# Objective:
Copy out the data below as written; omit any images.

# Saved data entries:
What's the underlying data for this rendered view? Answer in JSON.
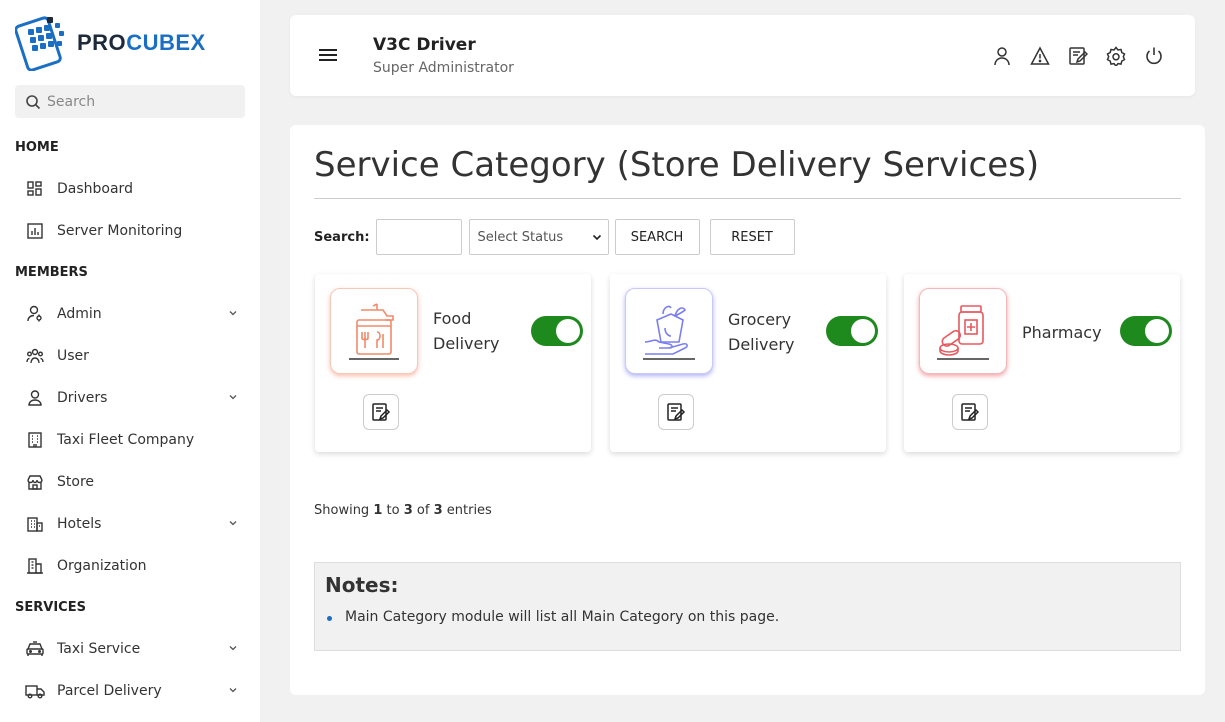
{
  "brand": {
    "name_part1": "PRO",
    "name_part2": "CUBEX"
  },
  "sidebar": {
    "search_placeholder": "Search",
    "sections": [
      {
        "title": "HOME",
        "items": [
          {
            "label": "Dashboard",
            "icon": "dashboard-icon"
          },
          {
            "label": "Server Monitoring",
            "icon": "chart-icon"
          }
        ]
      },
      {
        "title": "MEMBERS",
        "items": [
          {
            "label": "Admin",
            "icon": "admin-icon",
            "expandable": true
          },
          {
            "label": "User",
            "icon": "users-icon"
          },
          {
            "label": "Drivers",
            "icon": "driver-icon",
            "expandable": true
          },
          {
            "label": "Taxi Fleet Company",
            "icon": "building-icon"
          },
          {
            "label": "Store",
            "icon": "store-icon"
          },
          {
            "label": "Hotels",
            "icon": "hotel-icon",
            "expandable": true
          },
          {
            "label": "Organization",
            "icon": "organization-icon"
          }
        ]
      },
      {
        "title": "SERVICES",
        "items": [
          {
            "label": "Taxi Service",
            "icon": "taxi-icon",
            "expandable": true
          },
          {
            "label": "Parcel Delivery",
            "icon": "truck-icon",
            "expandable": true
          }
        ]
      }
    ]
  },
  "header": {
    "user_name": "V3C Driver",
    "user_role": "Super Administrator"
  },
  "page": {
    "title": "Service Category (Store Delivery Services)",
    "filters": {
      "search_label": "Search:",
      "search_value": "",
      "status_selected": "Select Status",
      "search_button": "SEARCH",
      "reset_button": "RESET"
    },
    "cards": [
      {
        "name": "Food Delivery",
        "enabled": true,
        "accent": "#f08a6a"
      },
      {
        "name": "Grocery Delivery",
        "enabled": true,
        "accent": "#7a7ef0"
      },
      {
        "name": "Pharmacy",
        "enabled": true,
        "accent": "#e8585e"
      }
    ],
    "showing": {
      "prefix": "Showing",
      "from": "1",
      "to_word": "to",
      "to": "3",
      "of_word": "of",
      "total": "3",
      "suffix": "entries"
    },
    "notes": {
      "title": "Notes:",
      "items": [
        "Main Category module will list all Main Category on this page."
      ]
    }
  },
  "colors": {
    "brand_blue": "#1a6fc4",
    "toggle_on": "#1e8a1e"
  }
}
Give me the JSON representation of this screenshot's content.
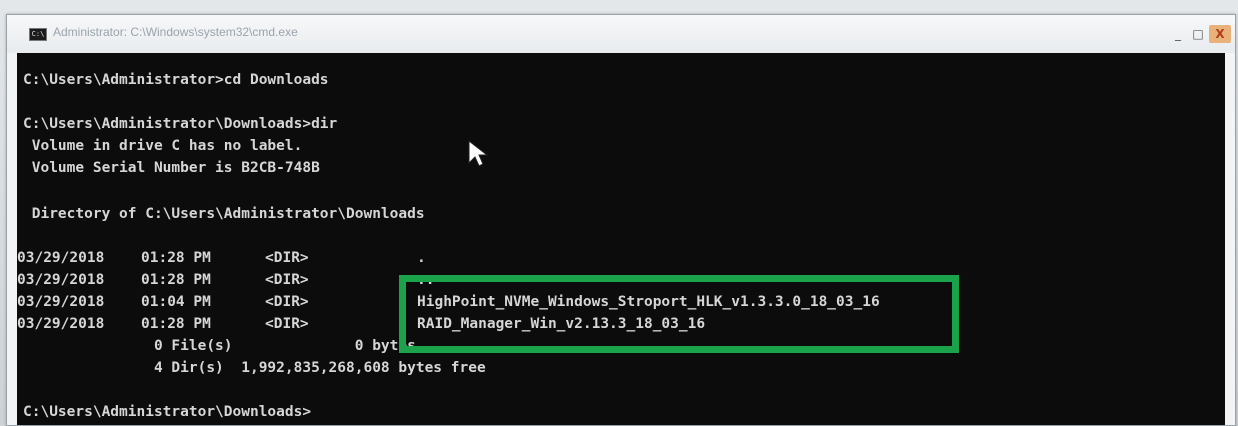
{
  "window": {
    "title": "Administrator: C:\\Windows\\system32\\cmd.exe",
    "icon": "cmd-icon",
    "controls": {
      "minimize": "_",
      "maximize": "□",
      "close": "X"
    }
  },
  "console": {
    "lines": [
      "C:\\Users\\Administrator>cd Downloads",
      "C:\\Users\\Administrator\\Downloads>dir",
      " Volume in drive C has no label.",
      " Volume Serial Number is B2CB-748B",
      " Directory of C:\\Users\\Administrator\\Downloads",
      "               0 File(s)              0 bytes",
      "               4 Dir(s)  1,992,835,268,608 bytes free",
      "C:\\Users\\Administrator\\Downloads>"
    ],
    "listing": [
      {
        "date": "03/29/2018",
        "time": "01:28 PM",
        "type": "<DIR>",
        "name": "."
      },
      {
        "date": "03/29/2018",
        "time": "01:28 PM",
        "type": "<DIR>",
        "name": ".."
      },
      {
        "date": "03/29/2018",
        "time": "01:04 PM",
        "type": "<DIR>",
        "name": "HighPoint_NVMe_Windows_Stroport_HLK_v1.3.3.0_18_03_16"
      },
      {
        "date": "03/29/2018",
        "time": "01:28 PM",
        "type": "<DIR>",
        "name": "RAID_Manager_Win_v2.13.3_18_03_16"
      }
    ]
  },
  "colors": {
    "console_bg": "#0c0c0c",
    "console_text": "#d6d6d6",
    "highlight": "#1aa34a"
  }
}
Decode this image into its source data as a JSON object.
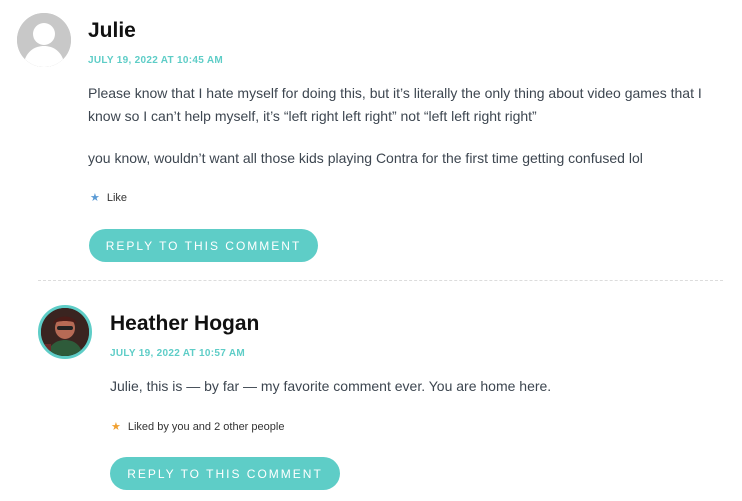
{
  "comments": [
    {
      "author": "Julie",
      "date": "JULY 19, 2022 AT 10:45 AM",
      "paragraphs": [
        "Please know that I hate myself for doing this, but it’s literally the only thing about video games that I know so I can’t help myself, it’s “left right left right” not “left left right right”",
        "you know, wouldn’t want all those kids playing Contra for the first time getting confused lol"
      ],
      "like_text": "Like",
      "reply_label": "REPLY TO THIS COMMENT"
    },
    {
      "author": "Heather Hogan",
      "date": "JULY 19, 2022 AT 10:57 AM",
      "paragraphs": [
        "Julie, this is — by far — my favorite comment ever. You are home here."
      ],
      "like_text": "Liked by you and 2 other people",
      "reply_label": "REPLY TO THIS COMMENT"
    }
  ],
  "colors": {
    "accent": "#5ecdc7",
    "like_star": "#5b9bd5",
    "liked_star": "#f0a030"
  },
  "icons": {
    "avatar_default": "default-avatar-icon",
    "like": "star-icon"
  }
}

# The answer:
What's the underlying data for this rendered view? Answer in JSON.
{
  "brand": {
    "name_part1": "PRO",
    "name_part2": "CUBEX"
  },
  "sidebar": {
    "search_placeholder": "Search",
    "sections": [
      {
        "title": "HOME",
        "items": [
          {
            "label": "Dashboard",
            "icon": "dashboard-icon"
          },
          {
            "label": "Server Monitoring",
            "icon": "chart-icon"
          }
        ]
      },
      {
        "title": "MEMBERS",
        "items": [
          {
            "label": "Admin",
            "icon": "admin-icon",
            "expandable": true
          },
          {
            "label": "User",
            "icon": "users-icon"
          },
          {
            "label": "Drivers",
            "icon": "driver-icon",
            "expandable": true
          },
          {
            "label": "Taxi Fleet Company",
            "icon": "building-icon"
          },
          {
            "label": "Store",
            "icon": "store-icon"
          },
          {
            "label": "Hotels",
            "icon": "hotel-icon",
            "expandable": true
          },
          {
            "label": "Organization",
            "icon": "organization-icon"
          }
        ]
      },
      {
        "title": "SERVICES",
        "items": [
          {
            "label": "Taxi Service",
            "icon": "taxi-icon",
            "expandable": true
          },
          {
            "label": "Parcel Delivery",
            "icon": "truck-icon",
            "expandable": true
          }
        ]
      }
    ]
  },
  "header": {
    "user_name": "V3C Driver",
    "user_role": "Super Administrator"
  },
  "page": {
    "title": "Service Category (Store Delivery Services)",
    "filters": {
      "search_label": "Search:",
      "search_value": "",
      "status_selected": "Select Status",
      "search_button": "SEARCH",
      "reset_button": "RESET"
    },
    "cards": [
      {
        "name": "Food Delivery",
        "enabled": true,
        "accent": "#f08a6a"
      },
      {
        "name": "Grocery Delivery",
        "enabled": true,
        "accent": "#7a7ef0"
      },
      {
        "name": "Pharmacy",
        "enabled": true,
        "accent": "#e8585e"
      }
    ],
    "showing": {
      "prefix": "Showing",
      "from": "1",
      "to_word": "to",
      "to": "3",
      "of_word": "of",
      "total": "3",
      "suffix": "entries"
    },
    "notes": {
      "title": "Notes:",
      "items": [
        "Main Category module will list all Main Category on this page."
      ]
    }
  },
  "colors": {
    "brand_blue": "#1a6fc4",
    "toggle_on": "#1e8a1e"
  }
}
Give me the JSON representation of this screenshot's content.
{
  "window": {
    "title": "Administrator: C:\\Windows\\system32\\cmd.exe",
    "icon": "cmd-icon",
    "controls": {
      "minimize": "_",
      "maximize": "□",
      "close": "X"
    }
  },
  "console": {
    "lines": [
      "C:\\Users\\Administrator>cd Downloads",
      "C:\\Users\\Administrator\\Downloads>dir",
      " Volume in drive C has no label.",
      " Volume Serial Number is B2CB-748B",
      " Directory of C:\\Users\\Administrator\\Downloads",
      "               0 File(s)              0 bytes",
      "               4 Dir(s)  1,992,835,268,608 bytes free",
      "C:\\Users\\Administrator\\Downloads>"
    ],
    "listing": [
      {
        "date": "03/29/2018",
        "time": "01:28 PM",
        "type": "<DIR>",
        "name": "."
      },
      {
        "date": "03/29/2018",
        "time": "01:28 PM",
        "type": "<DIR>",
        "name": ".."
      },
      {
        "date": "03/29/2018",
        "time": "01:04 PM",
        "type": "<DIR>",
        "name": "HighPoint_NVMe_Windows_Stroport_HLK_v1.3.3.0_18_03_16"
      },
      {
        "date": "03/29/2018",
        "time": "01:28 PM",
        "type": "<DIR>",
        "name": "RAID_Manager_Win_v2.13.3_18_03_16"
      }
    ]
  },
  "colors": {
    "console_bg": "#0c0c0c",
    "console_text": "#d6d6d6",
    "highlight": "#1aa34a"
  }
}
Decode this image into its source data as a JSON object.
{
  "comments": [
    {
      "author": "Julie",
      "date": "JULY 19, 2022 AT 10:45 AM",
      "paragraphs": [
        "Please know that I hate myself for doing this, but it’s literally the only thing about video games that I know so I can’t help myself, it’s “left right left right” not “left left right right”",
        "you know, wouldn’t want all those kids playing Contra for the first time getting confused lol"
      ],
      "like_text": "Like",
      "reply_label": "REPLY TO THIS COMMENT"
    },
    {
      "author": "Heather Hogan",
      "date": "JULY 19, 2022 AT 10:57 AM",
      "paragraphs": [
        "Julie, this is — by far — my favorite comment ever. You are home here."
      ],
      "like_text": "Liked by you and 2 other people",
      "reply_label": "REPLY TO THIS COMMENT"
    }
  ],
  "colors": {
    "accent": "#5ecdc7",
    "like_star": "#5b9bd5",
    "liked_star": "#f0a030"
  },
  "icons": {
    "avatar_default": "default-avatar-icon",
    "like": "star-icon"
  }
}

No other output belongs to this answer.